> _Data supplied_

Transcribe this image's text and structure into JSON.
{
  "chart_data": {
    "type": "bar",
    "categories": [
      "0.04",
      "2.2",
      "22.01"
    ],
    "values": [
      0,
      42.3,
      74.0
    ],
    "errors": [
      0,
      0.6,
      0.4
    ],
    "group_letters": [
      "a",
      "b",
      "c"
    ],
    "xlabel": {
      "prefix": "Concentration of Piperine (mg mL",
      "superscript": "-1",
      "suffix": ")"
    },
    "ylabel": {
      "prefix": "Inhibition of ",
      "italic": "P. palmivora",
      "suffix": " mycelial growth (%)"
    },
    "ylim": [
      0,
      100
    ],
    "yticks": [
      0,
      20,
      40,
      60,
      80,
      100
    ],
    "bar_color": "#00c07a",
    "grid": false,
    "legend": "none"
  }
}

> _Directive_
Give the entries again in full, exactly as they are written.

> _Solution to the exercise_
Transcribe this image's text and structure into JSON.
{
  "chart_data": {
    "type": "bar",
    "categories": [
      "0.04",
      "2.2",
      "22.01"
    ],
    "values": [
      0,
      42.3,
      74.0
    ],
    "errors": [
      0,
      0.6,
      0.4
    ],
    "group_letters": [
      "a",
      "b",
      "c"
    ],
    "xlabel": {
      "prefix": "Concentration of Piperine (mg mL",
      "superscript": "-1",
      "suffix": ")"
    },
    "ylabel": {
      "prefix": "Inhibition of ",
      "italic": "P. palmivora",
      "suffix": " mycelial growth (%)"
    },
    "ylim": [
      0,
      100
    ],
    "yticks": [
      0,
      20,
      40,
      60,
      80,
      100
    ],
    "bar_color": "#00c07a",
    "grid": false,
    "legend": "none"
  }
}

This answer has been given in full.